● **EXERCISE GOAL**
All the data should be repeated exactly. Any image in it is left out.

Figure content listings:
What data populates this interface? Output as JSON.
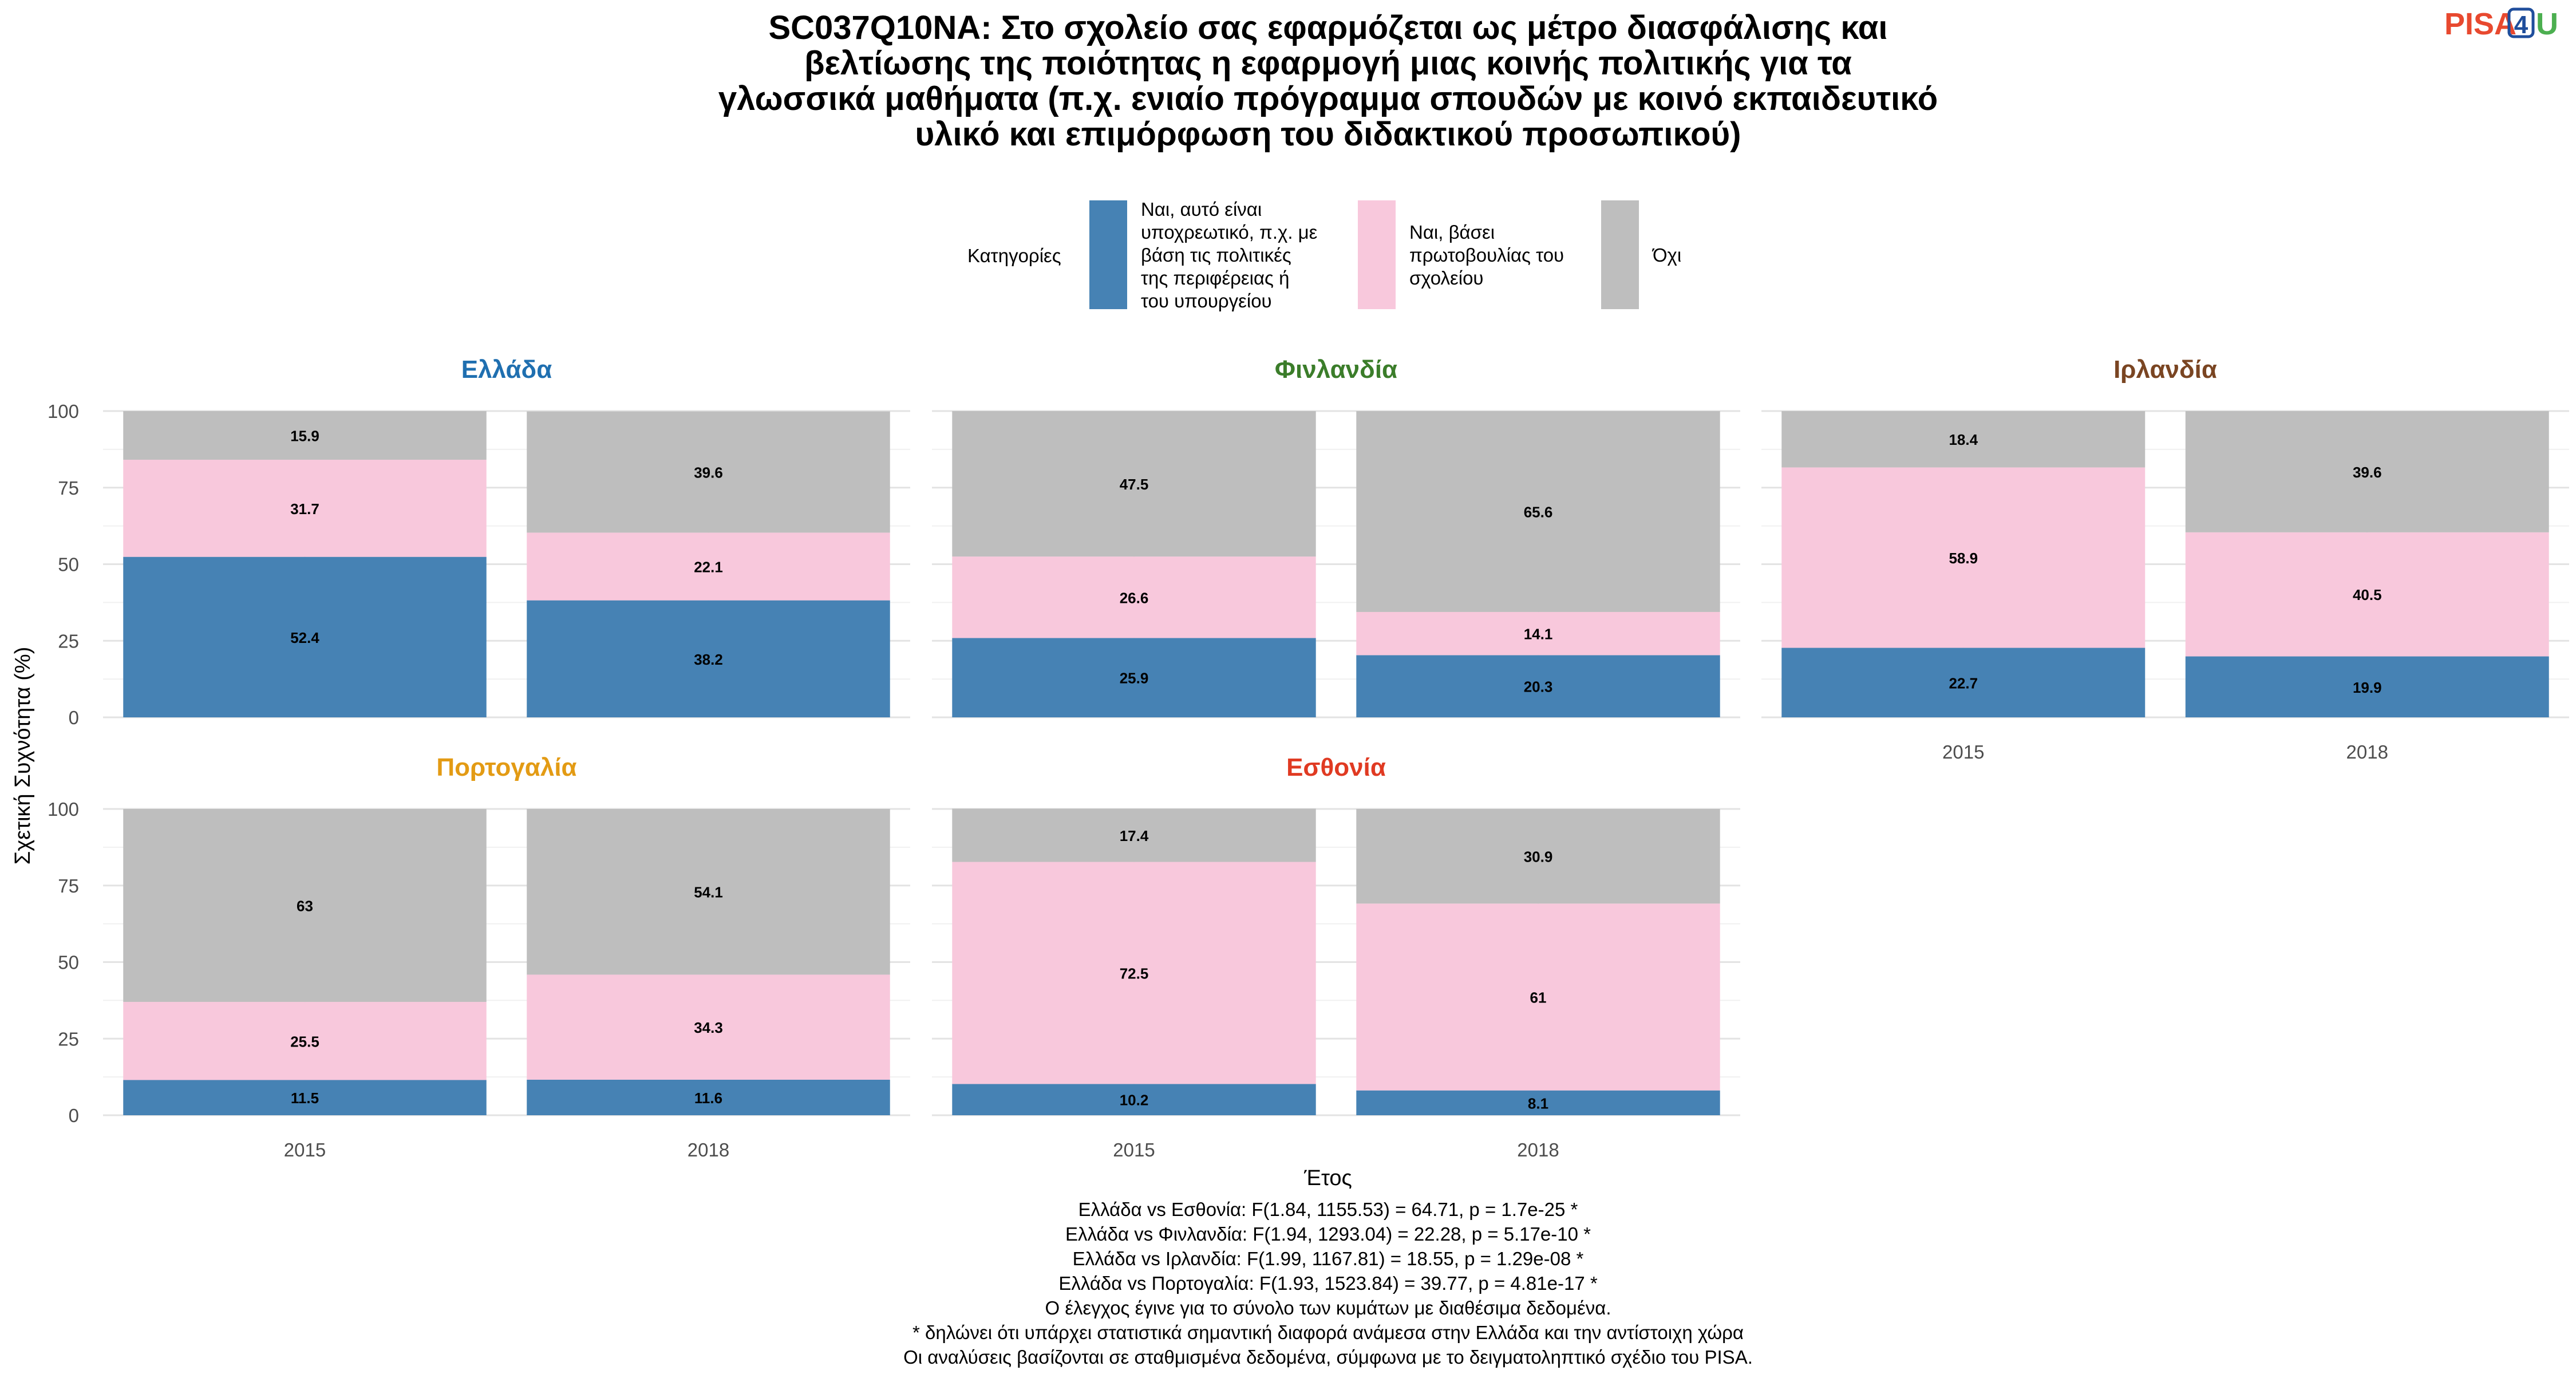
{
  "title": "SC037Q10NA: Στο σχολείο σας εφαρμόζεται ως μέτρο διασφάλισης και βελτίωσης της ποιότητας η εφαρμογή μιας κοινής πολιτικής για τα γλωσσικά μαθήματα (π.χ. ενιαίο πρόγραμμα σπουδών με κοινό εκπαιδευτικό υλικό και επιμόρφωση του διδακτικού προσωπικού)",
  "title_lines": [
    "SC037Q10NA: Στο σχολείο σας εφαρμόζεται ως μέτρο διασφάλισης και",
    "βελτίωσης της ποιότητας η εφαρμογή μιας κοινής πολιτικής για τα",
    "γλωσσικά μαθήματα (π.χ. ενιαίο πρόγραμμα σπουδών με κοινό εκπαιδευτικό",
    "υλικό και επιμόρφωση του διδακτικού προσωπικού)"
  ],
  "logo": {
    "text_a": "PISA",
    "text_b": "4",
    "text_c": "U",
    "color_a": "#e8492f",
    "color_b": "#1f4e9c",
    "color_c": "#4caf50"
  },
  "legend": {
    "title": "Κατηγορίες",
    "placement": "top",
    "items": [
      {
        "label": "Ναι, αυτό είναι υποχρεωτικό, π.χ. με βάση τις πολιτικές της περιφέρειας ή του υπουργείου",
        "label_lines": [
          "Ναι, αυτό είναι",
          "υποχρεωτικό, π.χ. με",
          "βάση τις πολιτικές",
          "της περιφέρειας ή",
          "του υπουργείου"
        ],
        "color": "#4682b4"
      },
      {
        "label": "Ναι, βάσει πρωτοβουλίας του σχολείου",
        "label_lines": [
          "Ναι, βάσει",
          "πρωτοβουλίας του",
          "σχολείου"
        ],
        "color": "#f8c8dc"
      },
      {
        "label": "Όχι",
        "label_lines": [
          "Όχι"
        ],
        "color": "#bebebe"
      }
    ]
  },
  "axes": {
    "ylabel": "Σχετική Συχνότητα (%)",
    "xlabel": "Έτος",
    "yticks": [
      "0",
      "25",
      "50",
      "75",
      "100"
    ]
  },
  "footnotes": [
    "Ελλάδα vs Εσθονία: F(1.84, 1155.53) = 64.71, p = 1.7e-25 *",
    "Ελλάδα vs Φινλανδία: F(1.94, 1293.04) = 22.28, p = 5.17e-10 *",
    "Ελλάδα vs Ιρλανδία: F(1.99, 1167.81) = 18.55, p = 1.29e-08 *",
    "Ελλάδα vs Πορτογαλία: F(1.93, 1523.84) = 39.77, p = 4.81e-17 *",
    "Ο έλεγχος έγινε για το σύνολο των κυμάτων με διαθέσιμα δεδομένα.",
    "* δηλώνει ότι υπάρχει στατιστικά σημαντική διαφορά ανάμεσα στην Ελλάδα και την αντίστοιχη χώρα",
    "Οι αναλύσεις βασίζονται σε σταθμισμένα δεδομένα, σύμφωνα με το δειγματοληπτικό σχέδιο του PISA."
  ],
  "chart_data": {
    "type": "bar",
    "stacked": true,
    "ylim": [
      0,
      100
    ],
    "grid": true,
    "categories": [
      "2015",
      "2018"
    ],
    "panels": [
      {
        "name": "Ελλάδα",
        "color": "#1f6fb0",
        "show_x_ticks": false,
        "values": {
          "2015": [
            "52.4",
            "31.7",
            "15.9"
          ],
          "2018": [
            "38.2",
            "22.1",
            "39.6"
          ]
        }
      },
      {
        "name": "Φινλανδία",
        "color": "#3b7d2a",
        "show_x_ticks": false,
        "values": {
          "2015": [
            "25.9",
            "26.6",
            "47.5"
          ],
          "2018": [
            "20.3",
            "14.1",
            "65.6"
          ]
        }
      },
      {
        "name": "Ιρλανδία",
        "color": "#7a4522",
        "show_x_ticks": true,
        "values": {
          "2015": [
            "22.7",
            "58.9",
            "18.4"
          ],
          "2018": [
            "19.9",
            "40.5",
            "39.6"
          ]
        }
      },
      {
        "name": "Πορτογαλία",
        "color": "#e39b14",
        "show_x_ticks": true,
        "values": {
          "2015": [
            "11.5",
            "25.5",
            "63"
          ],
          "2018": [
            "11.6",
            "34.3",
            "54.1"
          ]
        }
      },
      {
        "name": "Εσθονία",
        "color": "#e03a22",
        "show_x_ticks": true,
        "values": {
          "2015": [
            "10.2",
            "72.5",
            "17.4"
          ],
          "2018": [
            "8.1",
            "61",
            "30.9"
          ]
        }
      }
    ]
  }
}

● **REPLY TO THE TASK**
What data populates this interface? Output as JSON.
{
  "title": "SC037Q10NA: Στο σχολείο σας εφαρμόζεται ως μέτρο διασφάλισης και βελτίωσης της ποιότητας η εφαρμογή μιας κοινής πολιτικής για τα γλωσσικά μαθήματα (π.χ. ενιαίο πρόγραμμα σπουδών με κοινό εκπαιδευτικό υλικό και επιμόρφωση του διδακτικού προσωπικού)",
  "title_lines": [
    "SC037Q10NA: Στο σχολείο σας εφαρμόζεται ως μέτρο διασφάλισης και",
    "βελτίωσης της ποιότητας η εφαρμογή μιας κοινής πολιτικής για τα",
    "γλωσσικά μαθήματα (π.χ. ενιαίο πρόγραμμα σπουδών με κοινό εκπαιδευτικό",
    "υλικό και επιμόρφωση του διδακτικού προσωπικού)"
  ],
  "logo": {
    "text_a": "PISA",
    "text_b": "4",
    "text_c": "U",
    "color_a": "#e8492f",
    "color_b": "#1f4e9c",
    "color_c": "#4caf50"
  },
  "legend": {
    "title": "Κατηγορίες",
    "placement": "top",
    "items": [
      {
        "label": "Ναι, αυτό είναι υποχρεωτικό, π.χ. με βάση τις πολιτικές της περιφέρειας ή του υπουργείου",
        "label_lines": [
          "Ναι, αυτό είναι",
          "υποχρεωτικό, π.χ. με",
          "βάση τις πολιτικές",
          "της περιφέρειας ή",
          "του υπουργείου"
        ],
        "color": "#4682b4"
      },
      {
        "label": "Ναι, βάσει πρωτοβουλίας του σχολείου",
        "label_lines": [
          "Ναι, βάσει",
          "πρωτοβουλίας του",
          "σχολείου"
        ],
        "color": "#f8c8dc"
      },
      {
        "label": "Όχι",
        "label_lines": [
          "Όχι"
        ],
        "color": "#bebebe"
      }
    ]
  },
  "axes": {
    "ylabel": "Σχετική Συχνότητα (%)",
    "xlabel": "Έτος",
    "yticks": [
      "0",
      "25",
      "50",
      "75",
      "100"
    ]
  },
  "footnotes": [
    "Ελλάδα vs Εσθονία: F(1.84, 1155.53) = 64.71, p = 1.7e-25 *",
    "Ελλάδα vs Φινλανδία: F(1.94, 1293.04) = 22.28, p = 5.17e-10 *",
    "Ελλάδα vs Ιρλανδία: F(1.99, 1167.81) = 18.55, p = 1.29e-08 *",
    "Ελλάδα vs Πορτογαλία: F(1.93, 1523.84) = 39.77, p = 4.81e-17 *",
    "Ο έλεγχος έγινε για το σύνολο των κυμάτων με διαθέσιμα δεδομένα.",
    "* δηλώνει ότι υπάρχει στατιστικά σημαντική διαφορά ανάμεσα στην Ελλάδα και την αντίστοιχη χώρα",
    "Οι αναλύσεις βασίζονται σε σταθμισμένα δεδομένα, σύμφωνα με το δειγματοληπτικό σχέδιο του PISA."
  ],
  "chart_data": {
    "type": "bar",
    "stacked": true,
    "ylim": [
      0,
      100
    ],
    "grid": true,
    "categories": [
      "2015",
      "2018"
    ],
    "panels": [
      {
        "name": "Ελλάδα",
        "color": "#1f6fb0",
        "show_x_ticks": false,
        "values": {
          "2015": [
            "52.4",
            "31.7",
            "15.9"
          ],
          "2018": [
            "38.2",
            "22.1",
            "39.6"
          ]
        }
      },
      {
        "name": "Φινλανδία",
        "color": "#3b7d2a",
        "show_x_ticks": false,
        "values": {
          "2015": [
            "25.9",
            "26.6",
            "47.5"
          ],
          "2018": [
            "20.3",
            "14.1",
            "65.6"
          ]
        }
      },
      {
        "name": "Ιρλανδία",
        "color": "#7a4522",
        "show_x_ticks": true,
        "values": {
          "2015": [
            "22.7",
            "58.9",
            "18.4"
          ],
          "2018": [
            "19.9",
            "40.5",
            "39.6"
          ]
        }
      },
      {
        "name": "Πορτογαλία",
        "color": "#e39b14",
        "show_x_ticks": true,
        "values": {
          "2015": [
            "11.5",
            "25.5",
            "63"
          ],
          "2018": [
            "11.6",
            "34.3",
            "54.1"
          ]
        }
      },
      {
        "name": "Εσθονία",
        "color": "#e03a22",
        "show_x_ticks": true,
        "values": {
          "2015": [
            "10.2",
            "72.5",
            "17.4"
          ],
          "2018": [
            "8.1",
            "61",
            "30.9"
          ]
        }
      }
    ]
  }
}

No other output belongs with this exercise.